(Dataset items)
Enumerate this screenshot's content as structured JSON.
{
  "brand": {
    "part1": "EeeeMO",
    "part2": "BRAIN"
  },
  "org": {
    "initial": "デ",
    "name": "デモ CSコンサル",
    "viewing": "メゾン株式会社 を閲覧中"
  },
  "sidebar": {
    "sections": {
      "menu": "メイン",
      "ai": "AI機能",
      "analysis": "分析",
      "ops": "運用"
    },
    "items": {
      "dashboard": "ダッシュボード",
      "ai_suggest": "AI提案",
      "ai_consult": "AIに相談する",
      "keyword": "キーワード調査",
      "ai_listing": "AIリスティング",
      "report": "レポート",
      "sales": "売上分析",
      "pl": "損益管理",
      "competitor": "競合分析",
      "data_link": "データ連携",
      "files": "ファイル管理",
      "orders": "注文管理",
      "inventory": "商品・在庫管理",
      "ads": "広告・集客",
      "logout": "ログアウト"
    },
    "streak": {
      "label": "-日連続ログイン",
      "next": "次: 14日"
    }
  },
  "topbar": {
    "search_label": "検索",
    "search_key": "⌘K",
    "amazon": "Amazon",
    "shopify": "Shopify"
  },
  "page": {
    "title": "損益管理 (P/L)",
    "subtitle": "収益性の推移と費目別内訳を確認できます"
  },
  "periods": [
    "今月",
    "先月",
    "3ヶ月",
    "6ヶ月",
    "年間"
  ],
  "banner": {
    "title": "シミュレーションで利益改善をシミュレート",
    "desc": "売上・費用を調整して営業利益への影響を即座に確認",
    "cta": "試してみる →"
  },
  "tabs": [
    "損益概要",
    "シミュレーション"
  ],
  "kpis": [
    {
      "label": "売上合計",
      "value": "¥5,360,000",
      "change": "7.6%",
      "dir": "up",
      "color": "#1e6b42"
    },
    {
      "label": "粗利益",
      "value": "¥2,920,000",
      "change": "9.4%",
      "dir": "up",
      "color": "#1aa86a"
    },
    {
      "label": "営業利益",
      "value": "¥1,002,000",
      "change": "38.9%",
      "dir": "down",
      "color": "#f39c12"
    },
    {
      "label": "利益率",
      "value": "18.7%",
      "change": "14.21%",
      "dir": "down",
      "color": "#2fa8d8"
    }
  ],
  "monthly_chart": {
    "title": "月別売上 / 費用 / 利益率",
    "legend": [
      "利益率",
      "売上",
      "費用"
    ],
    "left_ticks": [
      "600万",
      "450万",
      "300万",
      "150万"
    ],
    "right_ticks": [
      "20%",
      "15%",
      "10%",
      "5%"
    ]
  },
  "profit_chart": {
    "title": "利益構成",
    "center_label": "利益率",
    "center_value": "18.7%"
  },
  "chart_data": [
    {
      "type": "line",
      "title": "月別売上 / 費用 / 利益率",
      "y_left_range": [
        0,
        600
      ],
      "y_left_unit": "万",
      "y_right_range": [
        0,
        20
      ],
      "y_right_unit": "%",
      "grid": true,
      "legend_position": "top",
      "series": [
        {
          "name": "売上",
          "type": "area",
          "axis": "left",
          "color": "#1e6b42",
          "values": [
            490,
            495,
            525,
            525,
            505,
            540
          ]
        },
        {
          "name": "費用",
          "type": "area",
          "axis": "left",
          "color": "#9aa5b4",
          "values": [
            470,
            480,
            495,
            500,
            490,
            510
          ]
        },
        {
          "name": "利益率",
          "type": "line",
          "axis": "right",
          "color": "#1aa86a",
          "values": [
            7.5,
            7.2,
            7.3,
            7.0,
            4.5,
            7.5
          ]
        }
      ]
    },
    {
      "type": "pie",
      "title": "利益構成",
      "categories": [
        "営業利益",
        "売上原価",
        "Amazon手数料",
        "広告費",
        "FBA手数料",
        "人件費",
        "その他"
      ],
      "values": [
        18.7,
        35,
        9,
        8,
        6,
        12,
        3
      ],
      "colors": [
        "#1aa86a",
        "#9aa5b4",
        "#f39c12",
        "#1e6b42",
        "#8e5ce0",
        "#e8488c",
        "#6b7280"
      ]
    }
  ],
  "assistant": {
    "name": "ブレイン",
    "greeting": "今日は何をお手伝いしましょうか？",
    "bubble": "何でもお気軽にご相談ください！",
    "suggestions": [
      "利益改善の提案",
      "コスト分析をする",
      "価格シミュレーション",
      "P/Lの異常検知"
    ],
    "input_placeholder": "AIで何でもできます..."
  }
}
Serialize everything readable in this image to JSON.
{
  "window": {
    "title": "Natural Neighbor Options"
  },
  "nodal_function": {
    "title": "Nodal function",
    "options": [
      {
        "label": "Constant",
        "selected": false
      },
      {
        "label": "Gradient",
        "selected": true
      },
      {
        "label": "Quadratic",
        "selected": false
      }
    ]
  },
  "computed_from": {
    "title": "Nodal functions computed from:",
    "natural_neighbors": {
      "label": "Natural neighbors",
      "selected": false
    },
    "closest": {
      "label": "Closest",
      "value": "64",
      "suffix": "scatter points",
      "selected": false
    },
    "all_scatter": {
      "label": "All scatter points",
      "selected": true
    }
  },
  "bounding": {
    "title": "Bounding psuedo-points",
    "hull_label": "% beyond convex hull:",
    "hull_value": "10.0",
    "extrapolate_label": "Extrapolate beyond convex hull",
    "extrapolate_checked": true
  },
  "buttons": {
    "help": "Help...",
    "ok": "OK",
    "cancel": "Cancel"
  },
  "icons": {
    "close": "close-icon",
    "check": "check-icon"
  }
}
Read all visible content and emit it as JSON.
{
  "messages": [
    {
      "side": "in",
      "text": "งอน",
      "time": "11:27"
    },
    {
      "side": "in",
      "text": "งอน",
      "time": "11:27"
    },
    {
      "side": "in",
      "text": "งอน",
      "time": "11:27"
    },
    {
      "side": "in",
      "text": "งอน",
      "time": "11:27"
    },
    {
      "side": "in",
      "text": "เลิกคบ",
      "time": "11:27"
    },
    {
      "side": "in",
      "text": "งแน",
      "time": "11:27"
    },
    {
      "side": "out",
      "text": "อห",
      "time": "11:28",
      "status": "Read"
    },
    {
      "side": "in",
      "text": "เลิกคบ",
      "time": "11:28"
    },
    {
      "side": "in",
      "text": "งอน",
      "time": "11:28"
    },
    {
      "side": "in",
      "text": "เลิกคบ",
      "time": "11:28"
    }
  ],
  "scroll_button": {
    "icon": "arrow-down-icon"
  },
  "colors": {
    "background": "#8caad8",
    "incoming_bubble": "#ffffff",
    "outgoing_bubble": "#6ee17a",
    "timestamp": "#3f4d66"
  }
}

## [Problem description]
Count each line above in which the string "JSON" appears, then state only the total.

## [Solution]
3